_TASK TO COMPLETE:_ Every line holding the string "kind" should be gathered.

_DATA EXCERPTS:_
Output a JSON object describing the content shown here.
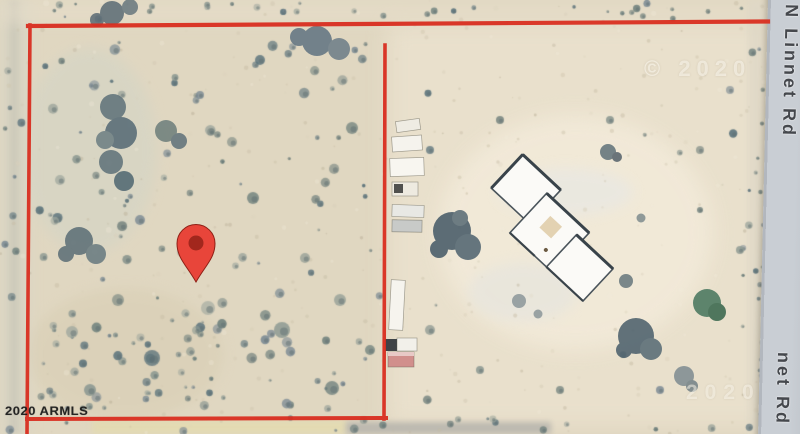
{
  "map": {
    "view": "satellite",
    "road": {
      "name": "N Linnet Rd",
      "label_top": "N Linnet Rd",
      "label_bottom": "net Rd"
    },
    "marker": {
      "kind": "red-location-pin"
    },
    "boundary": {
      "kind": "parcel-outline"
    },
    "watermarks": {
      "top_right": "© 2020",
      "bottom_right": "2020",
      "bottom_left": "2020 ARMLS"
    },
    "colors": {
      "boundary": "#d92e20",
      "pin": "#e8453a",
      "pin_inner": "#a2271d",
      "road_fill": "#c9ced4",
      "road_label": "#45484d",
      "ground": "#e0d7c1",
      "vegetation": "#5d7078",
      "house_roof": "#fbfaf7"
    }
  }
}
...
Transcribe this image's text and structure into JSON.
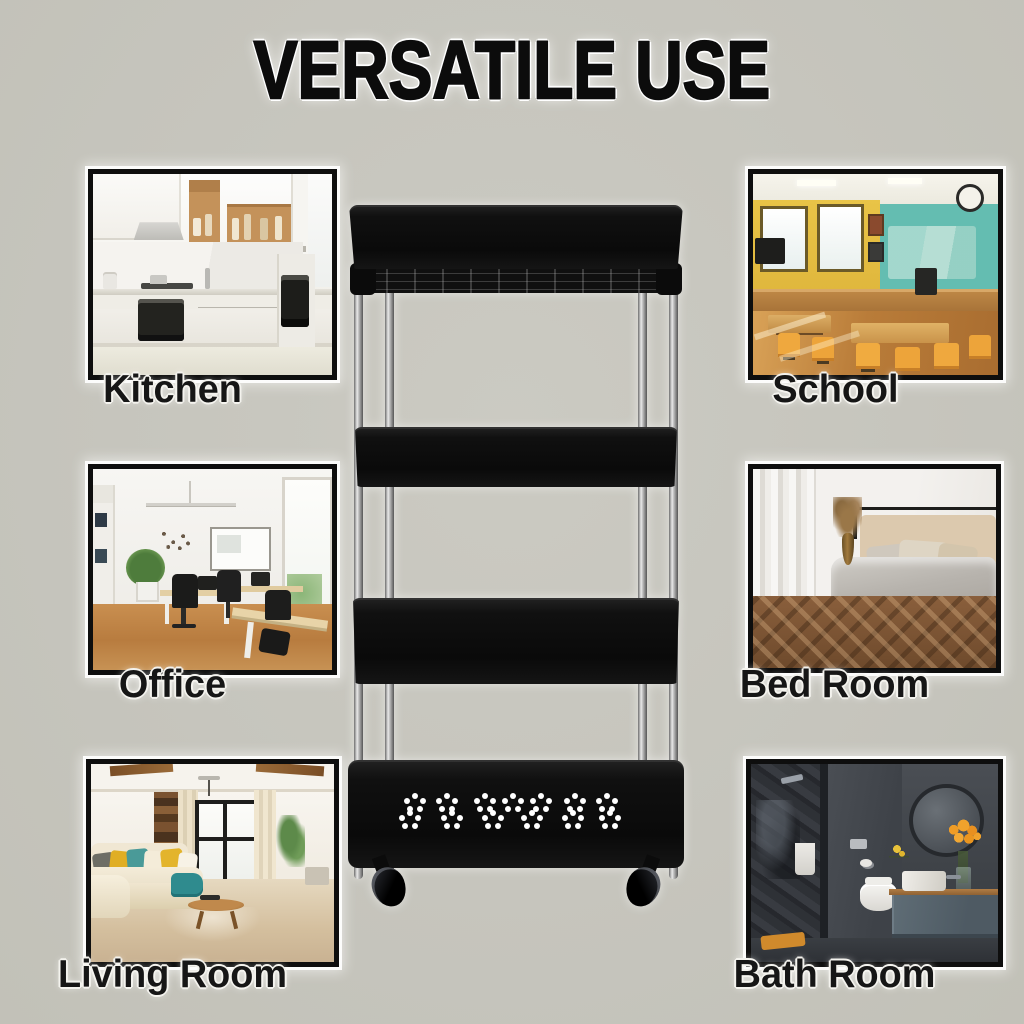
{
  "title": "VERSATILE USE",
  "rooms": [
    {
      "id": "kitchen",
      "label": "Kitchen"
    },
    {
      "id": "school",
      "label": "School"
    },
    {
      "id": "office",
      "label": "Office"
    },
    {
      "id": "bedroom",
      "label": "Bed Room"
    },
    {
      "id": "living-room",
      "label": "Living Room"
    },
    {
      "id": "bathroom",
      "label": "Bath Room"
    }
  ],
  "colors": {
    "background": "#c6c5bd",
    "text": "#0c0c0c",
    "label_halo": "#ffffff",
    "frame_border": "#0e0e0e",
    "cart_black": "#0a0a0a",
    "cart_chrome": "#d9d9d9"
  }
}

_SOLUTION:_
      "kind": "red-location-pin"
      "kind": "parcel-outline"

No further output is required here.